RECORDS FOR PROCESSING:
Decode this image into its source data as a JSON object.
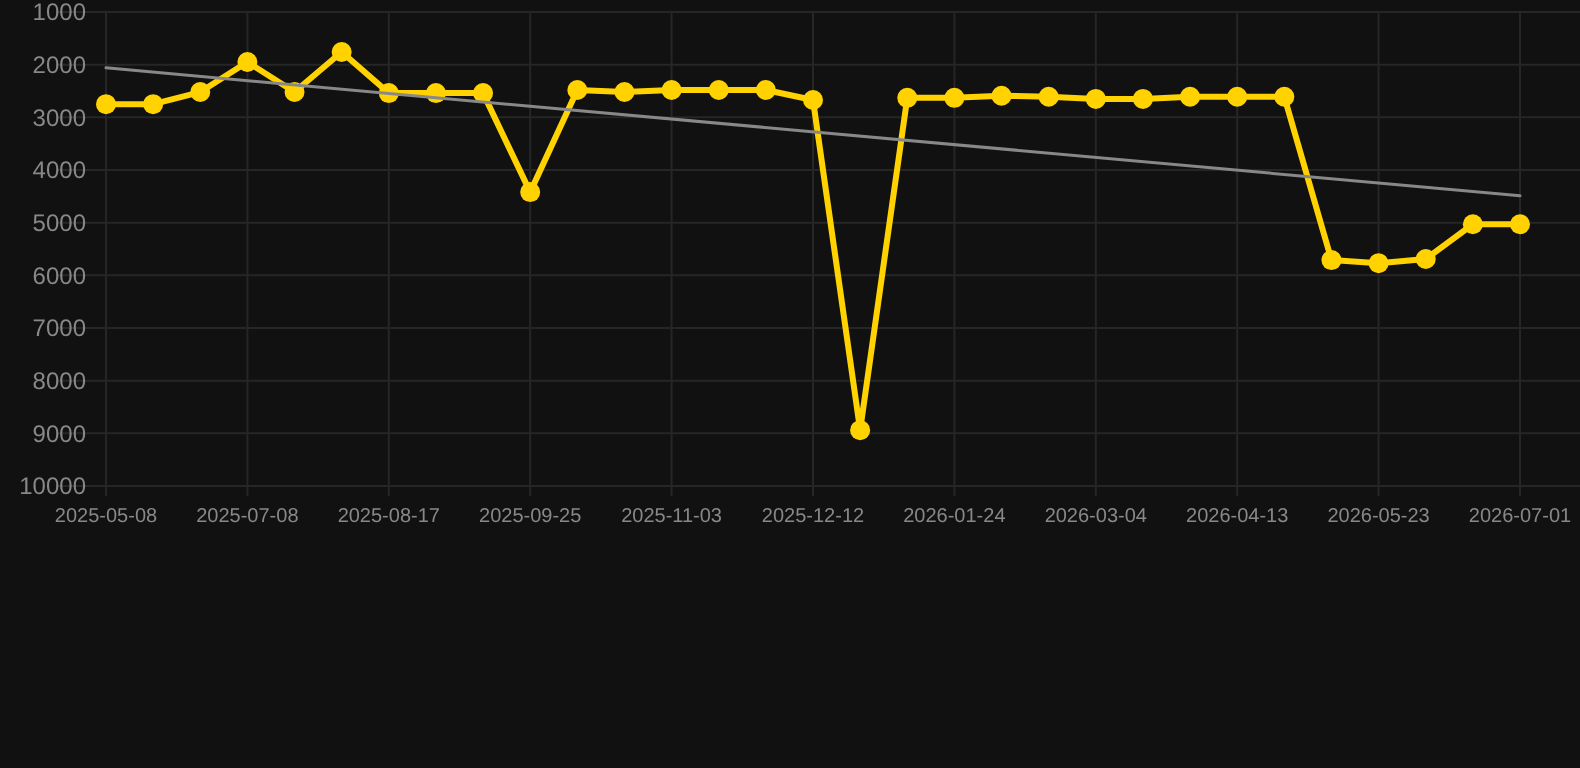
{
  "chart_data": {
    "type": "line",
    "categories": [
      "2025-05-08",
      null,
      null,
      "2025-07-08",
      null,
      null,
      "2025-08-17",
      null,
      null,
      "2025-09-25",
      null,
      null,
      "2025-11-03",
      null,
      null,
      "2025-12-12",
      null,
      null,
      "2026-01-24",
      null,
      null,
      "2026-03-04",
      null,
      null,
      "2026-04-13",
      null,
      null,
      "2026-05-23",
      null,
      null,
      "2026-07-01"
    ],
    "series": [
      {
        "color": "#ffd200",
        "marker": "circle",
        "values": [
          2750,
          2750,
          2520,
          1950,
          2520,
          1760,
          2540,
          2540,
          2540,
          4420,
          2480,
          2520,
          2480,
          2480,
          2480,
          2670,
          8940,
          2630,
          2630,
          2590,
          2610,
          2650,
          2650,
          2610,
          2610,
          2610,
          5710,
          5770,
          5690,
          5030,
          5030
        ]
      },
      {
        "type": "line",
        "color": "#888888",
        "marker": "none",
        "values": [
          2060,
          null,
          null,
          null,
          null,
          null,
          null,
          null,
          null,
          null,
          null,
          null,
          null,
          null,
          null,
          null,
          null,
          null,
          null,
          null,
          null,
          null,
          null,
          null,
          null,
          null,
          null,
          null,
          null,
          null,
          4490
        ]
      }
    ],
    "ylim": [
      10000,
      1000
    ],
    "yticks": [
      1000,
      2000,
      3000,
      4000,
      5000,
      6000,
      7000,
      8000,
      9000,
      10000
    ],
    "grid": true,
    "line_style": "solid"
  }
}
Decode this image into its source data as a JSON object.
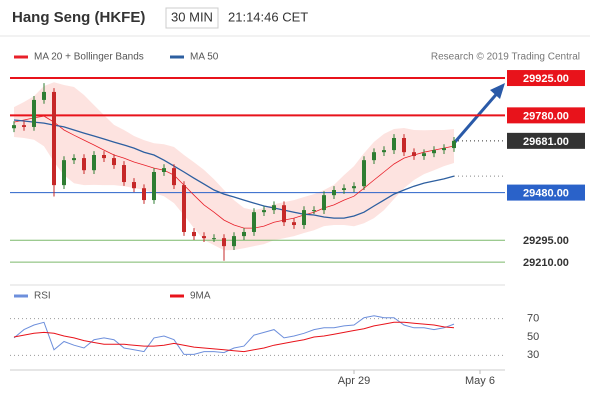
{
  "chart_data": {
    "type": "candlestick",
    "title": "Hang Seng (HKFE)",
    "interval": "30 MIN",
    "time": "21:14:46 CET",
    "source": "Research © 2019 Trading Central",
    "xlim": [
      -0.4,
      49.1
    ],
    "xticks": [
      {
        "value": 34,
        "label": "Apr 29"
      },
      {
        "value": 46.6,
        "label": "May 6"
      }
    ],
    "ylim": [
      29121,
      29964
    ],
    "up_color": "#2e7d32",
    "down_color": "#c62828",
    "candles": {
      "open": [
        29730,
        29742,
        29735,
        29840,
        29871,
        29509,
        29606,
        29614,
        29567,
        29626,
        29614,
        29587,
        29521,
        29497,
        29451,
        29560,
        29575,
        29509,
        29327,
        29311,
        29303,
        29303,
        29272,
        29311,
        29327,
        29404,
        29412,
        29431,
        29365,
        29354,
        29412,
        29412,
        29470,
        29490,
        29497,
        29505,
        29606,
        29637,
        29645,
        29692,
        29637,
        29622,
        29633,
        29645,
        29653
      ],
      "high": [
        29757,
        29757,
        29855,
        29905,
        29886,
        29621,
        29629,
        29629,
        29641,
        29641,
        29629,
        29602,
        29536,
        29512,
        29575,
        29590,
        29590,
        29524,
        29342,
        29326,
        29318,
        29318,
        29326,
        29342,
        29419,
        29427,
        29446,
        29446,
        29380,
        29427,
        29427,
        29485,
        29505,
        29512,
        29520,
        29621,
        29652,
        29660,
        29707,
        29707,
        29652,
        29648,
        29660,
        29668,
        29696
      ],
      "low": [
        29715,
        29720,
        29720,
        29825,
        29465,
        29494,
        29591,
        29552,
        29552,
        29599,
        29572,
        29506,
        29482,
        29436,
        29436,
        29545,
        29494,
        29312,
        29296,
        29288,
        29288,
        29215,
        29257,
        29296,
        29312,
        29389,
        29397,
        29350,
        29339,
        29339,
        29397,
        29397,
        29455,
        29475,
        29482,
        29490,
        29591,
        29622,
        29630,
        29622,
        29607,
        29607,
        29618,
        29630,
        29638
      ],
      "close": [
        29742,
        29735,
        29840,
        29871,
        29509,
        29606,
        29614,
        29567,
        29626,
        29614,
        29587,
        29521,
        29497,
        29451,
        29560,
        29575,
        29509,
        29327,
        29311,
        29303,
        29303,
        29272,
        29311,
        29327,
        29404,
        29412,
        29431,
        29365,
        29354,
        29412,
        29412,
        29470,
        29490,
        29497,
        29505,
        29606,
        29637,
        29645,
        29692,
        29637,
        29622,
        29633,
        29645,
        29653,
        29681
      ]
    },
    "series": [
      {
        "name": "MA 20 + Bollinger Bands",
        "color": "#e8202a",
        "values": [
          29754,
          29762,
          29770,
          29777,
          29754,
          29723,
          29703,
          29684,
          29665,
          29645,
          29626,
          29614,
          29599,
          29587,
          29575,
          29567,
          29548,
          29509,
          29470,
          29432,
          29404,
          29373,
          29354,
          29342,
          29342,
          29350,
          29365,
          29373,
          29381,
          29393,
          29404,
          29420,
          29432,
          29451,
          29466,
          29497,
          29529,
          29560,
          29591,
          29614,
          29626,
          29637,
          29645,
          29653,
          29661
        ],
        "upper": [
          29812,
          29832,
          29855,
          29894,
          29909,
          29898,
          29890,
          29859,
          29820,
          29781,
          29743,
          29723,
          29700,
          29684,
          29672,
          29668,
          29657,
          29626,
          29598,
          29568,
          29532,
          29490,
          29451,
          29420,
          29412,
          29420,
          29435,
          29443,
          29451,
          29463,
          29474,
          29490,
          29510,
          29548,
          29583,
          29633,
          29677,
          29708,
          29727,
          29731,
          29723,
          29722,
          29723,
          29723,
          29727
        ],
        "lower": [
          29696,
          29692,
          29685,
          29660,
          29599,
          29548,
          29516,
          29509,
          29510,
          29509,
          29509,
          29505,
          29498,
          29490,
          29478,
          29466,
          29439,
          29392,
          29342,
          29296,
          29276,
          29256,
          29257,
          29264,
          29272,
          29280,
          29295,
          29303,
          29311,
          29323,
          29334,
          29350,
          29354,
          29354,
          29349,
          29361,
          29381,
          29412,
          29455,
          29497,
          29529,
          29552,
          29567,
          29583,
          29595
        ]
      },
      {
        "name": "MA 50",
        "color": "#2d5fa0",
        "values": [
          29762,
          29758,
          29754,
          29750,
          29742,
          29735,
          29723,
          29711,
          29700,
          29688,
          29676,
          29665,
          29653,
          29637,
          29626,
          29606,
          29583,
          29560,
          29536,
          29513,
          29490,
          29474,
          29463,
          29451,
          29439,
          29428,
          29420,
          29412,
          29404,
          29396,
          29393,
          29385,
          29381,
          29381,
          29389,
          29404,
          29428,
          29451,
          29474,
          29490,
          29505,
          29517,
          29525,
          29533,
          29544
        ]
      }
    ],
    "levels": [
      {
        "value": 29925,
        "label": "29925.00",
        "color": "#e8131b",
        "line": "solid",
        "boxed": true
      },
      {
        "value": 29780,
        "label": "29780.00",
        "color": "#e8131b",
        "line": "solid",
        "boxed": true
      },
      {
        "value": 29681,
        "label": "29681.00",
        "color": "#333333",
        "line": "dotted",
        "boxed": true
      },
      {
        "value": 29480,
        "label": "29480.00",
        "color": "#2a62c9",
        "line": "solid",
        "boxed": true
      },
      {
        "value": 29295,
        "label": "29295.00",
        "color": "#7cb96b",
        "line": "solid",
        "boxed": false
      },
      {
        "value": 29210,
        "label": "29210.00",
        "color": "#7cb96b",
        "line": "solid",
        "boxed": false
      }
    ],
    "rsi": {
      "ylim": [
        14,
        87
      ],
      "yticks": [
        30,
        50,
        70
      ],
      "reference_lines": [
        30,
        70
      ],
      "series": [
        {
          "name": "RSI",
          "color": "#6d8fdc",
          "values": [
            49,
            58,
            63,
            66,
            36,
            45,
            41,
            38,
            47,
            49,
            47,
            38,
            36,
            34,
            49,
            51,
            47,
            31,
            31,
            34,
            34,
            33,
            38,
            40,
            52,
            55,
            58,
            49,
            51,
            54,
            58,
            60,
            60,
            62,
            63,
            71,
            73,
            71,
            71,
            63,
            60,
            60,
            58,
            60,
            64
          ]
        },
        {
          "name": "9MA",
          "color": "#e8131b",
          "values": [
            50,
            52,
            54,
            55,
            54,
            51,
            49,
            46,
            44,
            42,
            42,
            42,
            41,
            40,
            40,
            41,
            43,
            41,
            39,
            38,
            37,
            36,
            35,
            34,
            36,
            38,
            41,
            43,
            45,
            47,
            50,
            51,
            53,
            55,
            57,
            59,
            62,
            64,
            66,
            66,
            65,
            64,
            63,
            61,
            60
          ]
        }
      ]
    }
  }
}
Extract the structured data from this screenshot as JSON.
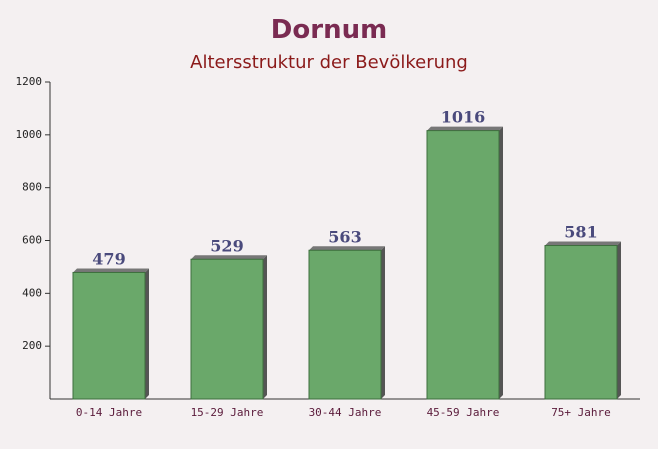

EXERCISE DIRECTIONS:
Collect the complete line wherever the string "name" appears in the records.

SOLUTION TO THIS EXERCISE:
        "name": "MA 20 + Bollinger Bands",
        "name": "MA 50",
          "name": "RSI",
          "name": "9MA",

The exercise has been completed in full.